> Provided data
===============

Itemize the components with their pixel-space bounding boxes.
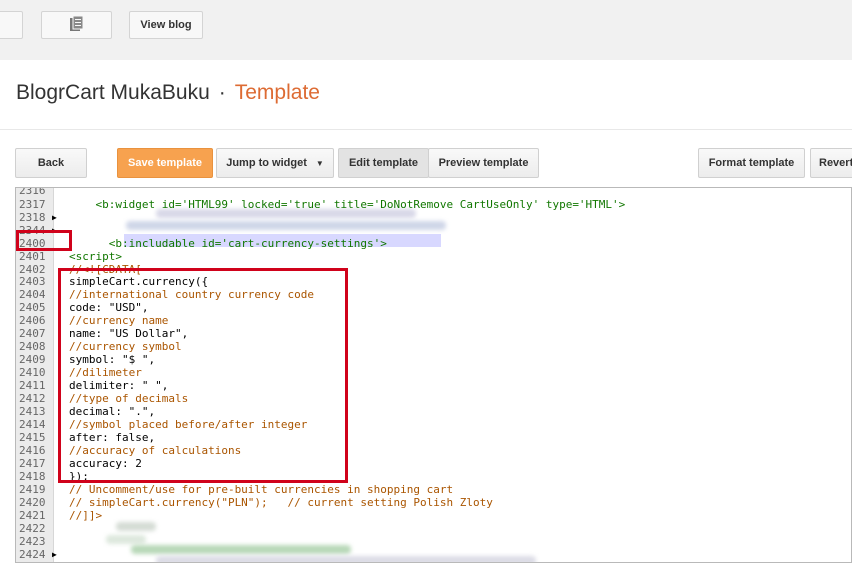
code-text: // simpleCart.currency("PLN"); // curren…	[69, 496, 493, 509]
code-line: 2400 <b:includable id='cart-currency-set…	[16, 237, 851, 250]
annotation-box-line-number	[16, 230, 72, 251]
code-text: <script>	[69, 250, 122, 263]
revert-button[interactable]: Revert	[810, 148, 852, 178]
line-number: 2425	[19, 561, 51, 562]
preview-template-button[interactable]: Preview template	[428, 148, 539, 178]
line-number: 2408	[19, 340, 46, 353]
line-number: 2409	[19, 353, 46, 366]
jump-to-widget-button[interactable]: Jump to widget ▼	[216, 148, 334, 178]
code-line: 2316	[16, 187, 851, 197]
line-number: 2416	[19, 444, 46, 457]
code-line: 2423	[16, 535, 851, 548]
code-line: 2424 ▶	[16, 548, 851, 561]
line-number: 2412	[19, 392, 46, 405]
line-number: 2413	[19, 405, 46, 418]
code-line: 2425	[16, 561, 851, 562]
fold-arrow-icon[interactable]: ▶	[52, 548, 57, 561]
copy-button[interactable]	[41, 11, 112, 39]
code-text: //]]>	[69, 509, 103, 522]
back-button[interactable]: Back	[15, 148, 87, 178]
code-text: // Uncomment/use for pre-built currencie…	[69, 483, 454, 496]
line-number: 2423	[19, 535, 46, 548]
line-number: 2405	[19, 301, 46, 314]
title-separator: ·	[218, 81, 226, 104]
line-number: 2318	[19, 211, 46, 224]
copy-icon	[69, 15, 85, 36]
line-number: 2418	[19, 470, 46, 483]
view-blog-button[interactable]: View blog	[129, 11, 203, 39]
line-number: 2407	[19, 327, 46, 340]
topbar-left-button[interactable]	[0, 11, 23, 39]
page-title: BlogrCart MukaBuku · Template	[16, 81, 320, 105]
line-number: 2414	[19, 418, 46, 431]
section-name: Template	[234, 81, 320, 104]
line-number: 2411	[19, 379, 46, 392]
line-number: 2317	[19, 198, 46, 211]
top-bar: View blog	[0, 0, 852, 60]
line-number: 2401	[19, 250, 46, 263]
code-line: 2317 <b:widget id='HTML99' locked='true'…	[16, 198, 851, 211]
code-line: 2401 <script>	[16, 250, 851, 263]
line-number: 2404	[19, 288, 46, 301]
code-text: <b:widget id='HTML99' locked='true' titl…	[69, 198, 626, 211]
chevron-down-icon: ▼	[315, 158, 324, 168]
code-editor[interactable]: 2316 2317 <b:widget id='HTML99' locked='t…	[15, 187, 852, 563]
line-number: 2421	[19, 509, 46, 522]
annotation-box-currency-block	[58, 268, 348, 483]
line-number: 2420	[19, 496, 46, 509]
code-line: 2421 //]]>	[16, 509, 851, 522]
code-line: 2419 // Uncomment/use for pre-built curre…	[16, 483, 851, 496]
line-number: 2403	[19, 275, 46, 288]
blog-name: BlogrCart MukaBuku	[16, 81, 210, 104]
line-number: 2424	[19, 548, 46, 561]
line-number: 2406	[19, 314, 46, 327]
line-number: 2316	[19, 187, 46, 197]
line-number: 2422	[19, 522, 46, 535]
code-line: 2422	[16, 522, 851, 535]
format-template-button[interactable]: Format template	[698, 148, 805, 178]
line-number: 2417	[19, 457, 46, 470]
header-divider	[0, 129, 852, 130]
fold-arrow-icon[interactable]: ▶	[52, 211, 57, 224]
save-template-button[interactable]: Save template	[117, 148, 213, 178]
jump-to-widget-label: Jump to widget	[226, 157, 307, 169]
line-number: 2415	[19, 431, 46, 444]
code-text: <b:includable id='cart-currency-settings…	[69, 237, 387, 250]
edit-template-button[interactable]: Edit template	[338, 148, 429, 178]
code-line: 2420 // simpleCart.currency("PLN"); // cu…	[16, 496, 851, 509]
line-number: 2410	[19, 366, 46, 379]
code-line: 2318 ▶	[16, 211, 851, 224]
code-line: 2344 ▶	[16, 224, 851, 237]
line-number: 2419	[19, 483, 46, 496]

===============

> What the exercise asks
Return the lines of the records exactly as they appear, from the line containing "496, 493, 509]" up to and including the line containing "561, 851, 562]".

> Output of the task
code-text: // simpleCart.currency("PLN"); // curren…	[69, 496, 493, 509]
code-line: 2400 <b:includable id='cart-currency-set…	[16, 237, 851, 250]
annotation-box-line-number	[16, 230, 72, 251]
code-text: <script>	[69, 250, 122, 263]
revert-button[interactable]: Revert	[810, 148, 852, 178]
line-number: 2425	[19, 561, 51, 562]
preview-template-button[interactable]: Preview template	[428, 148, 539, 178]
line-number: 2408	[19, 340, 46, 353]
line-number: 2409	[19, 353, 46, 366]
jump-to-widget-button[interactable]: Jump to widget ▼	[216, 148, 334, 178]
code-line: 2316	[16, 187, 851, 197]
line-number: 2416	[19, 444, 46, 457]
code-line: 2423	[16, 535, 851, 548]
code-line: 2424 ▶	[16, 548, 851, 561]
line-number: 2412	[19, 392, 46, 405]
line-number: 2413	[19, 405, 46, 418]
code-line: 2425	[16, 561, 851, 562]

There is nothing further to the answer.